#### [Exercise prompt]
Scan the material below for the string "скважину", and copy every line where it shows up.

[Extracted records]
--- start ---

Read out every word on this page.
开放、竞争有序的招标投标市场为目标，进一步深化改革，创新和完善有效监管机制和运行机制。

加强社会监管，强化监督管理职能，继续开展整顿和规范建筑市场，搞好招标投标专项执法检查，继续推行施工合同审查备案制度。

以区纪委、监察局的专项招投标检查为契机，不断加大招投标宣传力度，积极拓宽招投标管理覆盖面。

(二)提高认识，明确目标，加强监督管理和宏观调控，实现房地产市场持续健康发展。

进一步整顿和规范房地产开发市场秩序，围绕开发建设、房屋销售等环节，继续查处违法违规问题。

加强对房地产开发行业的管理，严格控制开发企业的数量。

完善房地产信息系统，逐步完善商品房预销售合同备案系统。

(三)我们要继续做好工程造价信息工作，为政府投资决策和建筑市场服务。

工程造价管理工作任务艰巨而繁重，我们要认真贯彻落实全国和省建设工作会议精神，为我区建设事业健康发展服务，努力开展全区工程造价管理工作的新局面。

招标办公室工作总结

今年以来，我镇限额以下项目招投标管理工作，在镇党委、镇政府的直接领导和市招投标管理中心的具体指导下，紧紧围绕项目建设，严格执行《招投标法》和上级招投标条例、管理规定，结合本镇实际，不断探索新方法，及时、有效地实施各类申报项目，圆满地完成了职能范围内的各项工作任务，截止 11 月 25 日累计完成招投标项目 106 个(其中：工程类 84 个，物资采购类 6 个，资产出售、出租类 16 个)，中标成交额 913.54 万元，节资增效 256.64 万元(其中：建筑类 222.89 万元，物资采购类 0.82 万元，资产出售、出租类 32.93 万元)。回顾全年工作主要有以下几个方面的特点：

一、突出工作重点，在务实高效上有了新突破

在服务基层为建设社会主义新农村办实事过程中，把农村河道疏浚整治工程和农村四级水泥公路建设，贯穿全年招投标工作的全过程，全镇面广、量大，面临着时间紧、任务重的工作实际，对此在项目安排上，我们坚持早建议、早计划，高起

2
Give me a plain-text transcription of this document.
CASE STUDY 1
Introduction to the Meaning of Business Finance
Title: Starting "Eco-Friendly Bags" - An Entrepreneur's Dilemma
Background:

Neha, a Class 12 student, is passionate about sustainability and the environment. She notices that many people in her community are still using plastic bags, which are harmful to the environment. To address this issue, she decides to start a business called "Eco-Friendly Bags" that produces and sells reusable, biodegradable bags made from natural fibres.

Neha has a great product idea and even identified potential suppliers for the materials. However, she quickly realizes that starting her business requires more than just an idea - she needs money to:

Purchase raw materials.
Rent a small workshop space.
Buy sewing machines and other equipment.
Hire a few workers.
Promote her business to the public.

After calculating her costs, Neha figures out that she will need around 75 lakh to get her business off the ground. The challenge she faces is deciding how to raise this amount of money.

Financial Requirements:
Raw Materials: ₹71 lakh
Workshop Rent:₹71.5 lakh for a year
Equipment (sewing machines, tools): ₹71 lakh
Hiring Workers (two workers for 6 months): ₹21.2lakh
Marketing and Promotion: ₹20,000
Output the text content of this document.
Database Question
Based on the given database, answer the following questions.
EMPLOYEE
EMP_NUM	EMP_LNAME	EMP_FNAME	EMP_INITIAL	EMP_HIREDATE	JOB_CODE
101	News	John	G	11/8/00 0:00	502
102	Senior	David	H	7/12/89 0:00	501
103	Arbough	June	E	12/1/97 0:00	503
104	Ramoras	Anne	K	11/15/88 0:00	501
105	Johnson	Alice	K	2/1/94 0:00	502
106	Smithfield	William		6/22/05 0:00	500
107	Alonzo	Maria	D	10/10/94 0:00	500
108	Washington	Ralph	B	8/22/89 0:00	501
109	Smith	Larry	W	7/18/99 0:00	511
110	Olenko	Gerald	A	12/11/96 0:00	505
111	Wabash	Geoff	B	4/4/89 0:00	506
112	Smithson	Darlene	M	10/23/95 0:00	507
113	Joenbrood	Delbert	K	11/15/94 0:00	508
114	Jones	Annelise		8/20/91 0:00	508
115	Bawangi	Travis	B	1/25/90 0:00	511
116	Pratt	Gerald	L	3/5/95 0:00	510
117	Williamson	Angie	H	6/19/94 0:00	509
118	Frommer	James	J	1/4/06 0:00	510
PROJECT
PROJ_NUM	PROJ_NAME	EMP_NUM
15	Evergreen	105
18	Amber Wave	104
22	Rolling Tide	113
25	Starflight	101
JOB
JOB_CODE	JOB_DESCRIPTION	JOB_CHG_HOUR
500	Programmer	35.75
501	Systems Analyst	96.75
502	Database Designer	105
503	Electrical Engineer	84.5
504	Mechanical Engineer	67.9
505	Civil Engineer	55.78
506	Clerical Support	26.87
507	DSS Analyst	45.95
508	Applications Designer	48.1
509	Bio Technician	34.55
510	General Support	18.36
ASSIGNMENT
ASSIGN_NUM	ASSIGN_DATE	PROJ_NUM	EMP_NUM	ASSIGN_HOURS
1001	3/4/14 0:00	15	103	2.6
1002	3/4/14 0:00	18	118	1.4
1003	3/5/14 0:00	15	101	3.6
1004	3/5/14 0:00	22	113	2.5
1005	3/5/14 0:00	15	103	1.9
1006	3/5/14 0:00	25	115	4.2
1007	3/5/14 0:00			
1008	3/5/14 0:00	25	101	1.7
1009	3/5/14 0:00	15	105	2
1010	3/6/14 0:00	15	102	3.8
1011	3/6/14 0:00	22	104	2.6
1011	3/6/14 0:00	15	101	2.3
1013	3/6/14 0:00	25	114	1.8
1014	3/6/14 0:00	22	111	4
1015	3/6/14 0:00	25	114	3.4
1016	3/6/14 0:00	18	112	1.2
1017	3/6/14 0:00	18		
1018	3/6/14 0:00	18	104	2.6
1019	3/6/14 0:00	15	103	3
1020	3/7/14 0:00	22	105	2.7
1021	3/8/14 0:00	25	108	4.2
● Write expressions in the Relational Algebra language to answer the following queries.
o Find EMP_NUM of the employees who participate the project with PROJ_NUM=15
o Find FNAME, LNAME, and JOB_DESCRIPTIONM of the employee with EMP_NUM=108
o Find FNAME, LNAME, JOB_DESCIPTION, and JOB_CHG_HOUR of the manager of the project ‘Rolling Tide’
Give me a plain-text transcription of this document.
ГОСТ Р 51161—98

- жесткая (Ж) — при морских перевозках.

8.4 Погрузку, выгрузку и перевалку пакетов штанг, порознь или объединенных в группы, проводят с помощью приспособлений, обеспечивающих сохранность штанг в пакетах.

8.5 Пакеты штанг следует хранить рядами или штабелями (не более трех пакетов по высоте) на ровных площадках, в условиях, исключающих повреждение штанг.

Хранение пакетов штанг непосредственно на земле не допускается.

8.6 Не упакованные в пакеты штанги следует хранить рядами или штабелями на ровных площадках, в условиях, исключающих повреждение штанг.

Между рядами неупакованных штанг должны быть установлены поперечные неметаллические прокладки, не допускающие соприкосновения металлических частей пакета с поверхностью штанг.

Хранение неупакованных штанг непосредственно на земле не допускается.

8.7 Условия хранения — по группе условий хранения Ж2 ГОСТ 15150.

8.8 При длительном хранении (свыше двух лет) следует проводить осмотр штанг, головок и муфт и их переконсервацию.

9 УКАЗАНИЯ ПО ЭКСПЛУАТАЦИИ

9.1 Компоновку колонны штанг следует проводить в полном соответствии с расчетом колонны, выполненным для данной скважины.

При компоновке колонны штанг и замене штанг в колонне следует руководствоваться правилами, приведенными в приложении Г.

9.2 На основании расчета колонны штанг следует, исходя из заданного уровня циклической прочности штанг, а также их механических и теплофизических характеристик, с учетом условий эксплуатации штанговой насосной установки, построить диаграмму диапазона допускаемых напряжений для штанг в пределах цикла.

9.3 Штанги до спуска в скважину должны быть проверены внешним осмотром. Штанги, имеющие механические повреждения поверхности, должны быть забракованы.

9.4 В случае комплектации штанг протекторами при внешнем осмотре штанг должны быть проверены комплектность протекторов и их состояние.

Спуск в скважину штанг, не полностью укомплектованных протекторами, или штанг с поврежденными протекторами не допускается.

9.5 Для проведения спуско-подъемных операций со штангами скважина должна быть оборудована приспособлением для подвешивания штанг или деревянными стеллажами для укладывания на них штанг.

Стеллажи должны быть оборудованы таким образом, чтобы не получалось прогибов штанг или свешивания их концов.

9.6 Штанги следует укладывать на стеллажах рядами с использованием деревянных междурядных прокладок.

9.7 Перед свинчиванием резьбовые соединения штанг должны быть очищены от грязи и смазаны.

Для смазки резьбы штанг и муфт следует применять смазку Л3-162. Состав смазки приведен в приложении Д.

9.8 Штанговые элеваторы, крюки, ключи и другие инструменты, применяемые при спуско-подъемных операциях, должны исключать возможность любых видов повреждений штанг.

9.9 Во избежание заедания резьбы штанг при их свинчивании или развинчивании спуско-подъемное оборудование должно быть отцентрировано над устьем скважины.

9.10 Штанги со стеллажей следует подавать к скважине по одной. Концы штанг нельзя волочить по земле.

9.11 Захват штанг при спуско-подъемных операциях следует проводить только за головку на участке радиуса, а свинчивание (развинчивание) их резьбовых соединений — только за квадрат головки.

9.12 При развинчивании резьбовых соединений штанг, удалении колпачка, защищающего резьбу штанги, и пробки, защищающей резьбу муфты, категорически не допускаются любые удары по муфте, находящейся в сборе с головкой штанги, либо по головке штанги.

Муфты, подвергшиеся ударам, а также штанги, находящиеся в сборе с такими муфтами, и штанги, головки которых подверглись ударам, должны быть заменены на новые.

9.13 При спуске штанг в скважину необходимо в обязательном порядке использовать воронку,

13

--- end ---

#### [Response to the exercise]
9.3 Штанги до спуска в скважину должны быть проверены внешним осмотром. Штанги, имеющие механические повреждения поверхности, должны быть забракованы.
Спуск в скважину штанг, не полностью укомплектованных протекторами, или штанг с поврежденными протекторами не допускается.
9.13 При спуске штанг в скважину необходимо в обязательном порядке использовать воронку,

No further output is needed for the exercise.